Copy each line that contains the word "Mastering".

(Data records)
[start]

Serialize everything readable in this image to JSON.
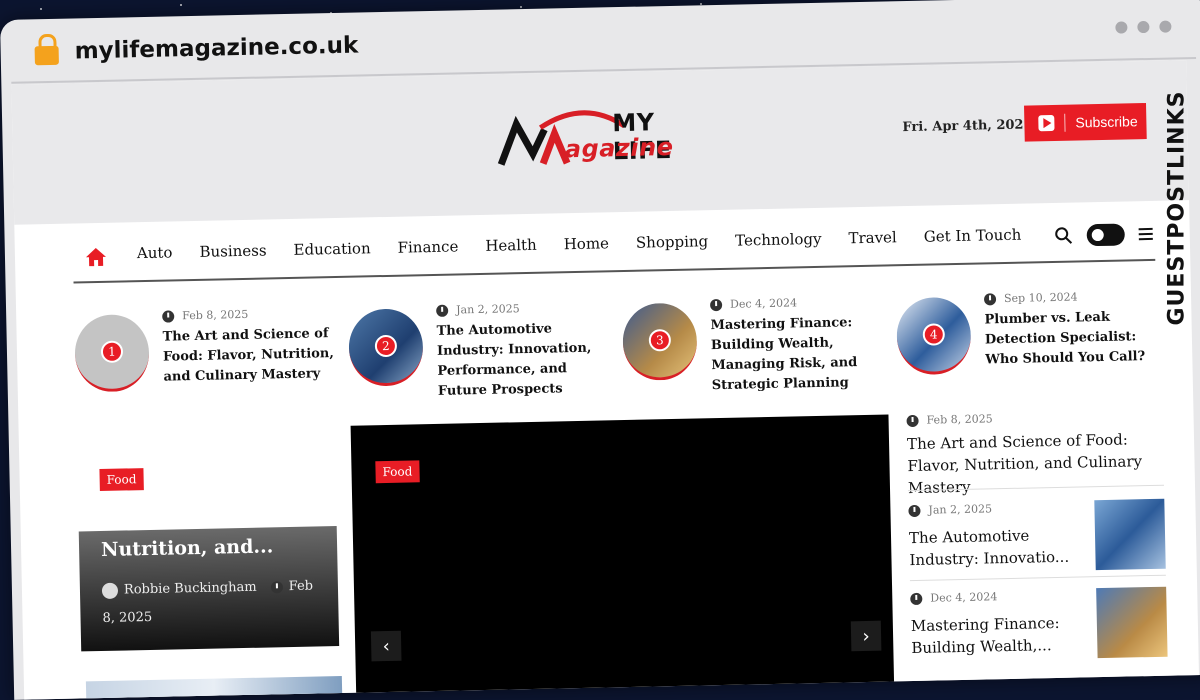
{
  "browser": {
    "url": "mylifemagazine.co.uk"
  },
  "header": {
    "logo_line1": "MY LIFE",
    "logo_line2": "agazine",
    "date": "Fri. Apr 4th, 2025",
    "subscribe_label": "Subscribe"
  },
  "watermark": "GUESTPOSTLINKS",
  "nav": {
    "items": [
      "Auto",
      "Business",
      "Education",
      "Finance",
      "Health",
      "Home",
      "Shopping",
      "Technology",
      "Travel",
      "Get In Touch"
    ]
  },
  "trending": [
    {
      "num": "1",
      "date": "Feb 8, 2025",
      "title": "The Art and Science of Food: Flavor, Nutrition, and Culinary Mastery"
    },
    {
      "num": "2",
      "date": "Jan 2, 2025",
      "title": "The Automotive Industry: Innovation, Performance, and Future Prospects"
    },
    {
      "num": "3",
      "date": "Dec 4, 2024",
      "title": "Mastering Finance: Building Wealth, Managing Risk, and Strategic Planning"
    },
    {
      "num": "4",
      "date": "Sep 10, 2024",
      "title": "Plumber vs. Leak Detection Specialist: Who Should You Call?"
    }
  ],
  "left_card": {
    "category": "Food",
    "title": "Nutrition, and...",
    "author": "Robbie Buckingham",
    "date": "Feb 8, 2025"
  },
  "hero": {
    "category": "Food",
    "prev": "‹",
    "next": "›"
  },
  "right_list": [
    {
      "date": "Feb 8, 2025",
      "title": "The Art and Science of Food: Flavor, Nutrition, and Culinary Mastery"
    },
    {
      "date": "Jan 2, 2025",
      "title": "The Automotive Industry: Innovatio..."
    },
    {
      "date": "Dec 4, 2024",
      "title": "Mastering Finance: Building Wealth,..."
    }
  ],
  "colors": {
    "accent": "#e81d25",
    "dark": "#111111"
  }
}
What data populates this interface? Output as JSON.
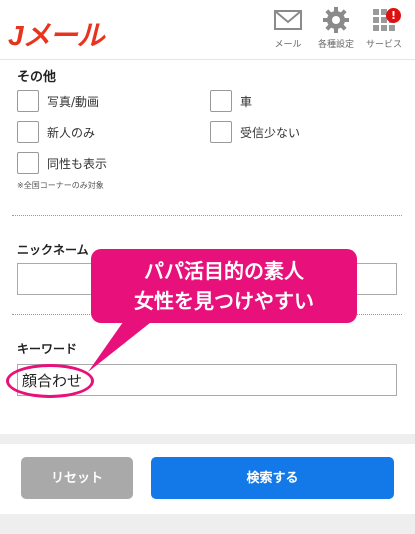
{
  "header": {
    "logo": "Jメール",
    "nav": [
      {
        "label": "メール",
        "icon": "mail-icon"
      },
      {
        "label": "各種設定",
        "icon": "gear-icon"
      },
      {
        "label": "サービス",
        "icon": "grid-icon",
        "badge": "!"
      }
    ]
  },
  "other_section": {
    "title": "その他",
    "options": [
      {
        "label": "写真/動画",
        "checked": false
      },
      {
        "label": "車",
        "checked": false
      },
      {
        "label": "新人のみ",
        "checked": false
      },
      {
        "label": "受信少ない",
        "checked": false
      },
      {
        "label": "同性も表示",
        "checked": false
      }
    ],
    "note": "※全国コーナーのみ対象"
  },
  "nickname": {
    "label": "ニックネーム",
    "value": ""
  },
  "keyword": {
    "label": "キーワード",
    "value": "顔合わせ"
  },
  "callout": {
    "line1": "パパ活目的の素人",
    "line2": "女性を見つけやすい"
  },
  "buttons": {
    "reset": "リセット",
    "search": "検索する"
  },
  "colors": {
    "brand": "#e8341c",
    "accent": "#e8107a",
    "primary": "#1479e8",
    "reset": "#a9a9a9"
  }
}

[end]

### Exercise result
      "title": "Mastering Finance: Building Wealth, Managing Risk, and Strategic Planning"
      "title": "Mastering Finance: Building Wealth,..."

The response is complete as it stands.